• **CONSEGNE DELL'ESERCIZIO**
**A.** Qual è, secondo l'articolo sulla riforma dei mutui Finaosta, il nuovo limite massimo concedibile per il Mutuo Prima casa?
**B.** Elenca tutte le categorie di intervento a cui si applica il limite unico di 180 mila euro, come indicate nell'articolo sulla riforma dei mutui Finaosta.
**C.** Trascrivi il passo dell'articolo sulla riforma dei mutui Finaosta che parte dalle parole "Riforma dei mutui, compresi" e si ferma dopo "erogazione del mutuo.", sostituendo "giunta" con "Giunta regionale".
*** ESTRATTO FORNITO ***
La giunta regionale ha varato la riforma dei mutui Finaosta: fino a 180 mila euro per la prima casa

Prevista una semplificazione delle rate e l’abolizione del limite massimo di 40 mila euro di Isee. Per Marquis e Borrello le norme «sono eccezionali e dureranno fino a dicembre 2019».


Pubblicato il 11/09/2017
Ultima modifica il 11/09/2017 alle ore 17:28
aosta

Riforma dei mutui, compresi quelli per la prima casa. La giunta ha oggi dato il via libera a nuove disposizioni che prevedono: per il Mutuo Prima casa, la semplificazione in un unico limite massimo concedibile in 180 mila euro (prima erano 70 mila euro per i single e 100 mila per famiglie con due o più persone) per tutte le categorie di intervento, acquisto, recupero e nuova costruzione, la semplificazione delle rate, l’abolizione del limite massimo di 40 mila euro di ISEE, la riduzione e semplificazione all’ interesse del 0,80 per Isee sino a 20 mila euro e a 1% per Isee superiore, la riduzione dei tempi di procedimento, spostando le perizie in capo ai richiedenti, la semplificazione delle modalità di erogazione del mutuo.
*** DATI FORNITI ***
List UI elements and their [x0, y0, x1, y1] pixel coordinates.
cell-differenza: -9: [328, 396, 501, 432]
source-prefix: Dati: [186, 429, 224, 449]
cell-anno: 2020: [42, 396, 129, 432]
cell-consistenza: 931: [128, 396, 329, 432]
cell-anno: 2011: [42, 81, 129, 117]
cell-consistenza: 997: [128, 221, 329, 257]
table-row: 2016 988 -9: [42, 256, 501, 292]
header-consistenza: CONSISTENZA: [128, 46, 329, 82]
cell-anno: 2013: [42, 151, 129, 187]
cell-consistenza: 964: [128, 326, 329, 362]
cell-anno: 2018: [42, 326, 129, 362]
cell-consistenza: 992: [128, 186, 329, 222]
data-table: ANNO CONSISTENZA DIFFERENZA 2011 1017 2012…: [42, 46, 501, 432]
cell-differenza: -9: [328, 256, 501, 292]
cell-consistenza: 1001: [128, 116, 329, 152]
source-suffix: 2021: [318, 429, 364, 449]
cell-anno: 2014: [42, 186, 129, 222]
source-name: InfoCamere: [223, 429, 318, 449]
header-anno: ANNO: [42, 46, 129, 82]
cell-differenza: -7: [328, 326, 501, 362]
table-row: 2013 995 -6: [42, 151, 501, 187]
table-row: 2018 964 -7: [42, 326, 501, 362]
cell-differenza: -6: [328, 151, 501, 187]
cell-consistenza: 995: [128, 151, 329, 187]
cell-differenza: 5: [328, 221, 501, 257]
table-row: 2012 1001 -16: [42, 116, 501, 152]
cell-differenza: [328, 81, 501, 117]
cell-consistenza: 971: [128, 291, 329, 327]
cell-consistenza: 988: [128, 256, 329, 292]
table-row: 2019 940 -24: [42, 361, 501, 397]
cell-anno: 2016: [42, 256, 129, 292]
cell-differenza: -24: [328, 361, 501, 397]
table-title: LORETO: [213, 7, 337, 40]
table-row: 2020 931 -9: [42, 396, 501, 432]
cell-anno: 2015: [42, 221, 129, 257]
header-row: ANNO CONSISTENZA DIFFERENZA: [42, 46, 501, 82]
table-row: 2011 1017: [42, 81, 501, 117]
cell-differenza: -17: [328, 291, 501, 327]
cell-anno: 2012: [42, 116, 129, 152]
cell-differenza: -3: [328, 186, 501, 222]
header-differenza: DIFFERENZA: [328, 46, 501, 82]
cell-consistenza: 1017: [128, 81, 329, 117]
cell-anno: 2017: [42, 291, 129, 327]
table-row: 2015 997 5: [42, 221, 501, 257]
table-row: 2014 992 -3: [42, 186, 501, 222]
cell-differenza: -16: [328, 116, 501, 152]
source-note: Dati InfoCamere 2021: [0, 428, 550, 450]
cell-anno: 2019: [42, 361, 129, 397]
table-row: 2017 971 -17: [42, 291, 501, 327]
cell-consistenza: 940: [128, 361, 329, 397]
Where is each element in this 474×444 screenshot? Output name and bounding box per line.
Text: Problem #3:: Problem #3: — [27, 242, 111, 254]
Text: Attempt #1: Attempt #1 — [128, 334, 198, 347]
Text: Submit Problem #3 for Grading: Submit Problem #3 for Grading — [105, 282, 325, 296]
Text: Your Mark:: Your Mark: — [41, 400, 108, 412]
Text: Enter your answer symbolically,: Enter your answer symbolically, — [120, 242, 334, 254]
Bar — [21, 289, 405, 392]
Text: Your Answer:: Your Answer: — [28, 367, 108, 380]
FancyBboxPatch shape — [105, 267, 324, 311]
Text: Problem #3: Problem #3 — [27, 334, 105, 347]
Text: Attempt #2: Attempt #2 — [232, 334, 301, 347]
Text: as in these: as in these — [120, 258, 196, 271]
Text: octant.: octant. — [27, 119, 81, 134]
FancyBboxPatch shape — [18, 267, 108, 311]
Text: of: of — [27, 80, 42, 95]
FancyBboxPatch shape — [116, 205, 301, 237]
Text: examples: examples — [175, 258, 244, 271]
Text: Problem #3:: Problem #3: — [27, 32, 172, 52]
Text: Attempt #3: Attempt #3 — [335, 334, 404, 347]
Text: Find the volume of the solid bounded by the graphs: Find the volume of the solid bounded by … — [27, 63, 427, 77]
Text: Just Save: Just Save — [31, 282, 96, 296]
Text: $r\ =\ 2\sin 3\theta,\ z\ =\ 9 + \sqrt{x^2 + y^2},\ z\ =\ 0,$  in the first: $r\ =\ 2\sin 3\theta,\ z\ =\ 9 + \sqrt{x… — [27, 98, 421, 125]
***
• **SOLUZIONI DELL'ESERCIZIO**
**A.** Il limite massimo concedibile è di 180 mila euro.

**B.** Acquisto, recupero e nuova costruzione.

**C.**
Riforma dei mutui, compresi quelli per la prima casa. La Giunta regionale ha oggi dato il via libera a nuove disposizioni che prevedono: per il Mutuo Prima casa, la semplificazione in un unico limite massimo concedibile in 180 mila euro (prima erano 70 mila euro per i single e 100 mila per famiglie con due o più persone) per tutte le categorie di intervento, acquisto, recupero e nuova costruzione, la semplificazione delle rate, l’abolizione del limite massimo di 40 mila euro di ISEE, la riduzione e semplificazione all’ interesse del 0,80 per Isee sino a 20 mila euro e a 1% per Isee superiore, la riduzione dei tempi di procedimento, spostando le perizie in capo ai richiedenti, la semplificazione delle modalità di erogazione del mutuo.